──────── Dataset records

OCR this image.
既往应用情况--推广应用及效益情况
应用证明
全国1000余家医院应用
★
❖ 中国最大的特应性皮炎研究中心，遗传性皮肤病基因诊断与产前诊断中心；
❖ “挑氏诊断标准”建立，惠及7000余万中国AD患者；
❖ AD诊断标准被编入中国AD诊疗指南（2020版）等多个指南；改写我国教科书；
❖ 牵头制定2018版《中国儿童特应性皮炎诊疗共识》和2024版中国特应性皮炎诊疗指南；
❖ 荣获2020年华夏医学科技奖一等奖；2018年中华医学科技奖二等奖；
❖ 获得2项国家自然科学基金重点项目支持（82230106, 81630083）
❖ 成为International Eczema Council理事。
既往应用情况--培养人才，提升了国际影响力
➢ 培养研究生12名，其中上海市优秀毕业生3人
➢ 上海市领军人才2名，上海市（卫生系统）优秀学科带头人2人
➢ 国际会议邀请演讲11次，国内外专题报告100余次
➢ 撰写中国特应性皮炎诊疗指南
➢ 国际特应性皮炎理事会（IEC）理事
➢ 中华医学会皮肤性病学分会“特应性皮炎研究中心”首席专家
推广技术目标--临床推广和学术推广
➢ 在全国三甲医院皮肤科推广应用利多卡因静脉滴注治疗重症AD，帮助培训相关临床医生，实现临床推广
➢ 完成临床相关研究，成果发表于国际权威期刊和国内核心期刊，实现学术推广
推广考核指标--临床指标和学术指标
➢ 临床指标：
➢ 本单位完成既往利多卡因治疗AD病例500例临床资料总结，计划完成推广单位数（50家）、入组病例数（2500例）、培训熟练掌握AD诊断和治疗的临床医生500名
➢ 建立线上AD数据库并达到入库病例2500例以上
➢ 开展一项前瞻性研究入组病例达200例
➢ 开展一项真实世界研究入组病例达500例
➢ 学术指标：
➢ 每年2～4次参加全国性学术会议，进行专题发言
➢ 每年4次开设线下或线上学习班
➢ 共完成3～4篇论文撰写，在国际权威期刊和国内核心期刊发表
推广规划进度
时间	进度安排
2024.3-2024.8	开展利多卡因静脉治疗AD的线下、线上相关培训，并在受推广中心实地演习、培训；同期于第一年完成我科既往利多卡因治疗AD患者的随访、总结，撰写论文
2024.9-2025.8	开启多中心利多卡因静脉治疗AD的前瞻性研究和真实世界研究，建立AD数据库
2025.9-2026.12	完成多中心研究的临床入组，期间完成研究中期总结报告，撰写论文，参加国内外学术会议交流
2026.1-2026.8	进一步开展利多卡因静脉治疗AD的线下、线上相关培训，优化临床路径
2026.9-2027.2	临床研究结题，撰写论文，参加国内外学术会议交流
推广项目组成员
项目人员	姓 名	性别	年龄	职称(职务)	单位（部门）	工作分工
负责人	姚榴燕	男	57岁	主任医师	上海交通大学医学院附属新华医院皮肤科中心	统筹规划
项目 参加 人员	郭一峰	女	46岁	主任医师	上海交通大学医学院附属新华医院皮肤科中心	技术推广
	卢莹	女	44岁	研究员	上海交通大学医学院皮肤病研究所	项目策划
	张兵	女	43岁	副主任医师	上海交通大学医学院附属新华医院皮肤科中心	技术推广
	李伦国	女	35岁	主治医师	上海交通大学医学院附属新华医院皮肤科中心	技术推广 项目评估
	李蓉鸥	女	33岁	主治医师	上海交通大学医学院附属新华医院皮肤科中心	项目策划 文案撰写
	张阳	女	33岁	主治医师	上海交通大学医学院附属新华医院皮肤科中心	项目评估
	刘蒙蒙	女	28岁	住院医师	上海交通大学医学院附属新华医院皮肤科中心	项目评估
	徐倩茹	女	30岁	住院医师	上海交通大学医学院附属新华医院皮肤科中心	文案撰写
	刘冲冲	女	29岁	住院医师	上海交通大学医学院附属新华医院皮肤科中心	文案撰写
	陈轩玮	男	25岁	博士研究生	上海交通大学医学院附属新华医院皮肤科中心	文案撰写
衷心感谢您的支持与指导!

────────────────

= Short task =
From the records above, please extract every line and repeat it exactly.

= The reply =
OCR this image.
既往应用情况--推广应用及效益情况
应用证明
全国1000余家医院应用
★
❖ 中国最大的特应性皮炎研究中心，遗传性皮肤病基因诊断与产前诊断中心；
❖ “挑氏诊断标准”建立，惠及7000余万中国AD患者；
❖ AD诊断标准被编入中国AD诊疗指南（2020版）等多个指南；改写我国教科书；
❖ 牵头制定2018版《中国儿童特应性皮炎诊疗共识》和2024版中国特应性皮炎诊疗指南；
❖ 荣获2020年华夏医学科技奖一等奖；2018年中华医学科技奖二等奖；
❖ 获得2项国家自然科学基金重点项目支持（82230106, 81630083）
❖ 成为International Eczema Council理事。
既往应用情况--培养人才，提升了国际影响力
➢ 培养研究生12名，其中上海市优秀毕业生3人
➢ 上海市领军人才2名，上海市（卫生系统）优秀学科带头人2人
➢ 国际会议邀请演讲11次，国内外专题报告100余次
➢ 撰写中国特应性皮炎诊疗指南
➢ 国际特应性皮炎理事会（IEC）理事
➢ 中华医学会皮肤性病学分会“特应性皮炎研究中心”首席专家
推广技术目标--临床推广和学术推广
➢ 在全国三甲医院皮肤科推广应用利多卡因静脉滴注治疗重症AD，帮助培训相关临床医生，实现临床推广
➢ 完成临床相关研究，成果发表于国际权威期刊和国内核心期刊，实现学术推广
推广考核指标--临床指标和学术指标
➢ 临床指标：
➢ 本单位完成既往利多卡因治疗AD病例500例临床资料总结，计划完成推广单位数（50家）、入组病例数（2500例）、培训熟练掌握AD诊断和治疗的临床医生500名
➢ 建立线上AD数据库并达到入库病例2500例以上
➢ 开展一项前瞻性研究入组病例达200例
➢ 开展一项真实世界研究入组病例达500例
➢ 学术指标：
➢ 每年2～4次参加全国性学术会议，进行专题发言
➢ 每年4次开设线下或线上学习班
➢ 共完成3～4篇论文撰写，在国际权威期刊和国内核心期刊发表
推广规划进度
时间	进度安排
2024.3-2024.8	开展利多卡因静脉治疗AD的线下、线上相关培训，并在受推广中心实地演习、培训；同期于第一年完成我科既往利多卡因治疗AD患者的随访、总结，撰写论文
2024.9-2025.8	开启多中心利多卡因静脉治疗AD的前瞻性研究和真实世界研究，建立AD数据库
2025.9-2026.12	完成多中心研究的临床入组，期间完成研究中期总结报告，撰写论文，参加国内外学术会议交流
2026.1-2026.8	进一步开展利多卡因静脉治疗AD的线下、线上相关培训，优化临床路径
2026.9-2027.2	临床研究结题，撰写论文，参加国内外学术会议交流
推广项目组成员
项目人员	姓 名	性别	年龄	职称(职务)	单位（部门）	工作分工
负责人	姚榴燕	男	57岁	主任医师	上海交通大学医学院附属新华医院皮肤科中心	统筹规划
项目 参加 人员	郭一峰	女	46岁	主任医师	上海交通大学医学院附属新华医院皮肤科中心	技术推广
	卢莹	女	44岁	研究员	上海交通大学医学院皮肤病研究所	项目策划
	张兵	女	43岁	副主任医师	上海交通大学医学院附属新华医院皮肤科中心	技术推广
	李伦国	女	35岁	主治医师	上海交通大学医学院附属新华医院皮肤科中心	技术推广 项目评估
	李蓉鸥	女	33岁	主治医师	上海交通大学医学院附属新华医院皮肤科中心	项目策划 文案撰写
	张阳	女	33岁	主治医师	上海交通大学医学院附属新华医院皮肤科中心	项目评估
	刘蒙蒙	女	28岁	住院医师	上海交通大学医学院附属新华医院皮肤科中心	项目评估
	徐倩茹	女	30岁	住院医师	上海交通大学医学院附属新华医院皮肤科中心	文案撰写
	刘冲冲	女	29岁	住院医师	上海交通大学医学院附属新华医院皮肤科中心	文案撰写
	陈轩玮	男	25岁	博士研究生	上海交通大学医学院附属新华医院皮肤科中心	文案撰写
衷心感谢您的支持与指导!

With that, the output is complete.